╔══
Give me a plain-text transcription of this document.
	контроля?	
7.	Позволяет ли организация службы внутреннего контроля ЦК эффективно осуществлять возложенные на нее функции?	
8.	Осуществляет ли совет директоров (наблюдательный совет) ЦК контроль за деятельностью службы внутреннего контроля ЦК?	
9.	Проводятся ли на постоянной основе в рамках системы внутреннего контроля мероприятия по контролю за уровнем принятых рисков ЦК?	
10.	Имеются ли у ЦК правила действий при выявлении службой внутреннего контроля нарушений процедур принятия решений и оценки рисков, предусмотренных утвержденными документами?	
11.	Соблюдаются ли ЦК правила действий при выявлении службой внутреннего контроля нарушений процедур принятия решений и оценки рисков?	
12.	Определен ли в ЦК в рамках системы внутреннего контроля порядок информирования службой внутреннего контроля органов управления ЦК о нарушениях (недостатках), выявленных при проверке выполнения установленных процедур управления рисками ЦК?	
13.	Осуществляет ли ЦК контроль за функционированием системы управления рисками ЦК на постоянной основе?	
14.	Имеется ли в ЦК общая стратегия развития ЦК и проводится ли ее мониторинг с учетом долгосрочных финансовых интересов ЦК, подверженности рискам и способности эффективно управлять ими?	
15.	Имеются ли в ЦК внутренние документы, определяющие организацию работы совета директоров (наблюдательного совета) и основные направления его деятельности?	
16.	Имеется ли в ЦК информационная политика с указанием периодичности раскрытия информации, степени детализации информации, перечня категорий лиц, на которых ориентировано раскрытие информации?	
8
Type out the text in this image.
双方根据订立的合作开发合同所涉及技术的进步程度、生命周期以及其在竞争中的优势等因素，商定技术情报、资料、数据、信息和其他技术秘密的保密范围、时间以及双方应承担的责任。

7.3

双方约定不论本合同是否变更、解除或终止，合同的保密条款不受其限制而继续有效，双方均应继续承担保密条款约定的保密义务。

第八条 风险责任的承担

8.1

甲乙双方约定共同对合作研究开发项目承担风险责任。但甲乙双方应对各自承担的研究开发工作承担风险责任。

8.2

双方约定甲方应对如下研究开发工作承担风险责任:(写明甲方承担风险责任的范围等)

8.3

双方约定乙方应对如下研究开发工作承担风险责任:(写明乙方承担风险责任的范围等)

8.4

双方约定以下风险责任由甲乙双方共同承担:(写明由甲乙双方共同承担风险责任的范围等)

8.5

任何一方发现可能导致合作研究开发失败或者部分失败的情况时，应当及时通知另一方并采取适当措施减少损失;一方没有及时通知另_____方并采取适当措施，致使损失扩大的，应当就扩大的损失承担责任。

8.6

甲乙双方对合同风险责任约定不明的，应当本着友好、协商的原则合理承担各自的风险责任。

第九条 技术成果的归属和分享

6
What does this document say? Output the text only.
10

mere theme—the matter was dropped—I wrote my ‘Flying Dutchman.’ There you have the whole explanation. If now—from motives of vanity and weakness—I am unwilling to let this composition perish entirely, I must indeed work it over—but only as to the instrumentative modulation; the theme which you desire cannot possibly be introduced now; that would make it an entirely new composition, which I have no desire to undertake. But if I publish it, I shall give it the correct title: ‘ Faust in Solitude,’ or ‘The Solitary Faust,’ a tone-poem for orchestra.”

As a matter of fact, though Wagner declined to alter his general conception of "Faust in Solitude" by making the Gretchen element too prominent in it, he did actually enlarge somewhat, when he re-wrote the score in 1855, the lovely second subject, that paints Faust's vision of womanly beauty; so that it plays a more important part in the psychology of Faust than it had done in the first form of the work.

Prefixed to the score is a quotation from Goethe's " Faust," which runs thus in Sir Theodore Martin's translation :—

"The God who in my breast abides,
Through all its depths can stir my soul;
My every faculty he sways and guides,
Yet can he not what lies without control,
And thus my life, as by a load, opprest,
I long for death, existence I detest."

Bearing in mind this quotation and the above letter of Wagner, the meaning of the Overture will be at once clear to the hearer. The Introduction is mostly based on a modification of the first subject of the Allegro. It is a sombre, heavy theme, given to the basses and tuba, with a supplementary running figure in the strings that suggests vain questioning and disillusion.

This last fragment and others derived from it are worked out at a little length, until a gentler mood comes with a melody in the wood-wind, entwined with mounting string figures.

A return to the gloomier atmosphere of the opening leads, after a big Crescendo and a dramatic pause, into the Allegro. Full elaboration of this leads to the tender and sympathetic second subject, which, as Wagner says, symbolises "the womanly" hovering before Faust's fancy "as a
╚══
→ **SET TASK**
Your task is to reproduce all of the records exactly.

→ **WRITTEN ANSWER**
Give me a plain-text transcription of this document.
	контроля?	
7.	Позволяет ли организация службы внутреннего контроля ЦК эффективно осуществлять возложенные на нее функции?	
8.	Осуществляет ли совет директоров (наблюдательный совет) ЦК контроль за деятельностью службы внутреннего контроля ЦК?	
9.	Проводятся ли на постоянной основе в рамках системы внутреннего контроля мероприятия по контролю за уровнем принятых рисков ЦК?	
10.	Имеются ли у ЦК правила действий при выявлении службой внутреннего контроля нарушений процедур принятия решений и оценки рисков, предусмотренных утвержденными документами?	
11.	Соблюдаются ли ЦК правила действий при выявлении службой внутреннего контроля нарушений процедур принятия решений и оценки рисков?	
12.	Определен ли в ЦК в рамках системы внутреннего контроля порядок информирования службой внутреннего контроля органов управления ЦК о нарушениях (недостатках), выявленных при проверке выполнения установленных процедур управления рисками ЦК?	
13.	Осуществляет ли ЦК контроль за функционированием системы управления рисками ЦК на постоянной основе?	
14.	Имеется ли в ЦК общая стратегия развития ЦК и проводится ли ее мониторинг с учетом долгосрочных финансовых интересов ЦК, подверженности рискам и способности эффективно управлять ими?	
15.	Имеются ли в ЦК внутренние документы, определяющие организацию работы совета директоров (наблюдательного совета) и основные направления его деятельности?	
16.	Имеется ли в ЦК информационная политика с указанием периодичности раскрытия информации, степени детализации информации, перечня категорий лиц, на которых ориентировано раскрытие информации?	
8
Type out the text in this image.
双方根据订立的合作开发合同所涉及技术的进步程度、生命周期以及其在竞争中的优势等因素，商定技术情报、资料、数据、信息和其他技术秘密的保密范围、时间以及双方应承担的责任。

7.3

双方约定不论本合同是否变更、解除或终止，合同的保密条款不受其限制而继续有效，双方均应继续承担保密条款约定的保密义务。

第八条 风险责任的承担

8.1

甲乙双方约定共同对合作研究开发项目承担风险责任。但甲乙双方应对各自承担的研究开发工作承担风险责任。

8.2

双方约定甲方应对如下研究开发工作承担风险责任:(写明甲方承担风险责任的范围等)

8.3

双方约定乙方应对如下研究开发工作承担风险责任:(写明乙方承担风险责任的范围等)

8.4

双方约定以下风险责任由甲乙双方共同承担:(写明由甲乙双方共同承担风险责任的范围等)

8.5

任何一方发现可能导致合作研究开发失败或者部分失败的情况时，应当及时通知另一方并采取适当措施减少损失;一方没有及时通知另_____方并采取适当措施，致使损失扩大的，应当就扩大的损失承担责任。

8.6

甲乙双方对合同风险责任约定不明的，应当本着友好、协商的原则合理承担各自的风险责任。

第九条 技术成果的归属和分享

6
What does this document say? Output the text only.
10

mere theme—the matter was dropped—I wrote my ‘Flying Dutchman.’ There you have the whole explanation. If now—from motives of vanity and weakness—I am unwilling to let this composition perish entirely, I must indeed work it over—but only as to the instrumentative modulation; the theme which you desire cannot possibly be introduced now; that would make it an entirely new composition, which I have no desire to undertake. But if I publish it, I shall give it the correct title: ‘ Faust in Solitude,’ or ‘The Solitary Faust,’ a tone-poem for orchestra.”

As a matter of fact, though Wagner declined to alter his general conception of "Faust in Solitude" by making the Gretchen element too prominent in it, he did actually enlarge somewhat, when he re-wrote the score in 1855, the lovely second subject, that paints Faust's vision of womanly beauty; so that it plays a more important part in the psychology of Faust than it had done in the first form of the work.

Prefixed to the score is a quotation from Goethe's " Faust," which runs thus in Sir Theodore Martin's translation :—

"The God who in my breast abides,
Through all its depths can stir my soul;
My every faculty he sways and guides,
Yet can he not what lies without control,
And thus my life, as by a load, opprest,
I long for death, existence I detest."

Bearing in mind this quotation and the above letter of Wagner, the meaning of the Overture will be at once clear to the hearer. The Introduction is mostly based on a modification of the first subject of the Allegro. It is a sombre, heavy theme, given to the basses and tuba, with a supplementary running figure in the strings that suggests vain questioning and disillusion.

This last fragment and others derived from it are worked out at a little length, until a gentler mood comes with a melody in the wood-wind, entwined with mounting string figures.

A return to the gloomier atmosphere of the opening leads, after a big Crescendo and a dramatic pause, into the Allegro. Full elaboration of this leads to the tender and sympathetic second subject, which, as Wagner says, symbolises "the womanly" hovering before Faust's fancy "as a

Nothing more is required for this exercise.